▸ Requirements: Copy out lines with the word "ხანის" from the material that follows.

Excerpt from a dataset
========================================
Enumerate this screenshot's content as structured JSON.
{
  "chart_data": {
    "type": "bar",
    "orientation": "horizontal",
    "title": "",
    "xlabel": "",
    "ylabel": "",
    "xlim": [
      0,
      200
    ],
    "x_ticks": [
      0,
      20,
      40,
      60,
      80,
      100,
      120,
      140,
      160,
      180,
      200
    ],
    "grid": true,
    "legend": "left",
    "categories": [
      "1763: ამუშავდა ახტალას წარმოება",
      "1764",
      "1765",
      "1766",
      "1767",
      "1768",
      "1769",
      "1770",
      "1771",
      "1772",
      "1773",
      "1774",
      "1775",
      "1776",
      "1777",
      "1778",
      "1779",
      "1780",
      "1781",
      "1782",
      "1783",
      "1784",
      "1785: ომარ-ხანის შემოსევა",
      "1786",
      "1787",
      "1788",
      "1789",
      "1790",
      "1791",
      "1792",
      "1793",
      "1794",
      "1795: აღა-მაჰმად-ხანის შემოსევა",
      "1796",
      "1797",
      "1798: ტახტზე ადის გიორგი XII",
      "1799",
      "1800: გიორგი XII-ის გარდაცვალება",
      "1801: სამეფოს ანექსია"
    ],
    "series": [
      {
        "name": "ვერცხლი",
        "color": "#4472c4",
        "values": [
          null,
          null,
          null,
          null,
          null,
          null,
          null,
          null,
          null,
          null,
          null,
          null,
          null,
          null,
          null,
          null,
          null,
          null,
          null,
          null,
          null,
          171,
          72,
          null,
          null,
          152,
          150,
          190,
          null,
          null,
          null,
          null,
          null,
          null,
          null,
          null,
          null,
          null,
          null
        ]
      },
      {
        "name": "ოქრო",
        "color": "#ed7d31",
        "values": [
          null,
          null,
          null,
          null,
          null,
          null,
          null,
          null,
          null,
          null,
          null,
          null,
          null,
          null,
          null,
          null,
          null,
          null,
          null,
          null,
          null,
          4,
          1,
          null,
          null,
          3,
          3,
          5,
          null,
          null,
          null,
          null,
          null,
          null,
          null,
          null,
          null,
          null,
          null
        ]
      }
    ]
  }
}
========================================
▸ Exercise answer:
      "1785: ომარ-ხანის შემოსევა",
      "1795: აღა-მაჰმად-ხანის შემოსევა",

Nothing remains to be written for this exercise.